◆ VOS TÂCHES
1. D'après le texte fourni, pourquoi les immeubles de la ville n'inspirent-ils rien ? Répondez en une à trois phrases.
2. Recopiez à l'identique les lignes des données fournies, depuis le début de ces lignes jusqu'à la ligne qui contient "data-point [1931,780,1950,799]", celle-ci comprise.

───── TEXTE FOURNI

La nuit éclaire de ses trouées imaginaires l'espace que je parcours inlassablement.
Milles fenêtres allumées dans la nuit, au-dessus du vide le long des parois sèches : les immeubles de la ville. Cela ne m'inspire rien. L'inévitable et incroyable ennui que dégage toutes ces constructions immobilières, souvent blanches, grises, beiges, des couleurs absentes, des teintes qui prennent la pluie et le soleil avec la même indifférence, la même absence de vie, justement.
Les gens qui vivent à l'intérieur me font le même effet, me donnent la même impression d'absence de couleur, d'attitudes et de comportements passe-partout.
La ville d'ici c'est comme un grand désert me dis-je parfois en pensant à un de ses livres pour lesquels on aurait vendu une partie de sa bibliothèque. "Désert", (jmg LeClézio). Ou forêt. Champs ou prairies, vallons bordés de bois. L'espace naturel en regard de l'espace urbain quotidien et fonctionnel?

──────────
───── DONNÉES FOURNIES

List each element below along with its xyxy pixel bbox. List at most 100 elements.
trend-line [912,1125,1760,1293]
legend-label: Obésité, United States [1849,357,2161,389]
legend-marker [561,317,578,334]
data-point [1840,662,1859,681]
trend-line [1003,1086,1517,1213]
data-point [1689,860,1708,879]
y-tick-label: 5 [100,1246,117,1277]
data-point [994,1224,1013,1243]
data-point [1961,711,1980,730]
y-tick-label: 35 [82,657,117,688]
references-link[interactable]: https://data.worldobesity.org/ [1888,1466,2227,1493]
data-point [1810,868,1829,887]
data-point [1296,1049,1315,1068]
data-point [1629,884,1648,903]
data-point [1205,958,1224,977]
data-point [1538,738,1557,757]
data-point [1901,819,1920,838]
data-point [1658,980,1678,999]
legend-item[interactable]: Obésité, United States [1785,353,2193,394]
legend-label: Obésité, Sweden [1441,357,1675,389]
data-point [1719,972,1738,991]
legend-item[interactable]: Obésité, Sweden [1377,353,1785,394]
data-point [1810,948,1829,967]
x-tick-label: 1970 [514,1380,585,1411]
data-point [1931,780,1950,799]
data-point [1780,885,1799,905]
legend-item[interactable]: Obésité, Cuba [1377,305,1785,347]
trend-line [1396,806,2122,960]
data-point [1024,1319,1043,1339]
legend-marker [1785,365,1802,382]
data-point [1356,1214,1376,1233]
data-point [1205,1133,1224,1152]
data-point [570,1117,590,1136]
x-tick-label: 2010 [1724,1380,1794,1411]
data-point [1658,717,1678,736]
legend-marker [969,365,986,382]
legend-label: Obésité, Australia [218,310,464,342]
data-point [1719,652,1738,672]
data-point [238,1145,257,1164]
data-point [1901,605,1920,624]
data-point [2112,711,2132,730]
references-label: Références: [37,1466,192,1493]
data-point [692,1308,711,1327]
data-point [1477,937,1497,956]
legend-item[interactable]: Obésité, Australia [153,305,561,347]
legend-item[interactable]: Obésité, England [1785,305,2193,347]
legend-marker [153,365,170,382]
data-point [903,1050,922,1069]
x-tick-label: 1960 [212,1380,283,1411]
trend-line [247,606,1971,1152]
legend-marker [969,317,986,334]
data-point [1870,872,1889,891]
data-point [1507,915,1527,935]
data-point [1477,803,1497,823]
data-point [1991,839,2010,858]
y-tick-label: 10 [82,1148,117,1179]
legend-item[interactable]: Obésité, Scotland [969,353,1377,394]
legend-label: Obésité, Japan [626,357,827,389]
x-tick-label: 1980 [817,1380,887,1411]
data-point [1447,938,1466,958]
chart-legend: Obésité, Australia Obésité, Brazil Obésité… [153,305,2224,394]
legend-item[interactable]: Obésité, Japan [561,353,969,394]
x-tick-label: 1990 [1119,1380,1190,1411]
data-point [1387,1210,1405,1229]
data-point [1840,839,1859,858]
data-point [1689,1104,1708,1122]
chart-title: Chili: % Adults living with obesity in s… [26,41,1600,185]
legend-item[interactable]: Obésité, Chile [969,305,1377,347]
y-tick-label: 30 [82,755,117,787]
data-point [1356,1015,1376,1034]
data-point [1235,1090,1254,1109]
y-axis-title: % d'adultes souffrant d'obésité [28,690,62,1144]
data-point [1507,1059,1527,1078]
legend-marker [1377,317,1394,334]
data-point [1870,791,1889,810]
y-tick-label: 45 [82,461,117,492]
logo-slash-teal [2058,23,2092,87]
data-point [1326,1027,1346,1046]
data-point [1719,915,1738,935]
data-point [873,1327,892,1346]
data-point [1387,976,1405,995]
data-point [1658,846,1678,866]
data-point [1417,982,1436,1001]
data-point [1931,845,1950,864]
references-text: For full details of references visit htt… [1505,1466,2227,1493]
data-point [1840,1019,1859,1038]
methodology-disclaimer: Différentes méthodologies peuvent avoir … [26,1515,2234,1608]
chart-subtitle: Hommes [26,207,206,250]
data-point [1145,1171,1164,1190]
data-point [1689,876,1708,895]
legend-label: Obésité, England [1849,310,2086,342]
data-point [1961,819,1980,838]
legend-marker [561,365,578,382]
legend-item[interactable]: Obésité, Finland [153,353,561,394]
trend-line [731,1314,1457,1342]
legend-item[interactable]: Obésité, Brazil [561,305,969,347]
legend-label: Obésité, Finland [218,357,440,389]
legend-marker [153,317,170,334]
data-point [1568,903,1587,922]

──────────

◆ RÉPONSES COMPLÈTES
1. Les immeubles n'inspirent rien parce qu'ils dégagent un ennui inévitable et incroyable. Leurs teintes blanches, grises ou beiges sont des couleurs absentes, qui prennent la pluie et le soleil avec la même indifférence, la même absence de vie.

2.
List each element below along with its xyxy pixel bbox. List at most 100 elements.
trend-line [912,1125,1760,1293]
legend-label: Obésité, United States [1849,357,2161,389]
legend-marker [561,317,578,334]
data-point [1840,662,1859,681]
trend-line [1003,1086,1517,1213]
data-point [1689,860,1708,879]
y-tick-label: 5 [100,1246,117,1277]
data-point [994,1224,1013,1243]
data-point [1961,711,1980,730]
y-tick-label: 35 [82,657,117,688]
references-link[interactable]: https://data.worldobesity.org/ [1888,1466,2227,1493]
data-point [1810,868,1829,887]
data-point [1296,1049,1315,1068]
data-point [1629,884,1648,903]
data-point [1205,958,1224,977]
data-point [1538,738,1557,757]
data-point [1901,819,1920,838]
data-point [1658,980,1678,999]
legend-item[interactable]: Obésité, United States [1785,353,2193,394]
legend-label: Obésité, Sweden [1441,357,1675,389]
data-point [1719,972,1738,991]
legend-item[interactable]: Obésité, Sweden [1377,353,1785,394]
data-point [1810,948,1829,967]
x-tick-label: 1970 [514,1380,585,1411]
data-point [1931,780,1950,799]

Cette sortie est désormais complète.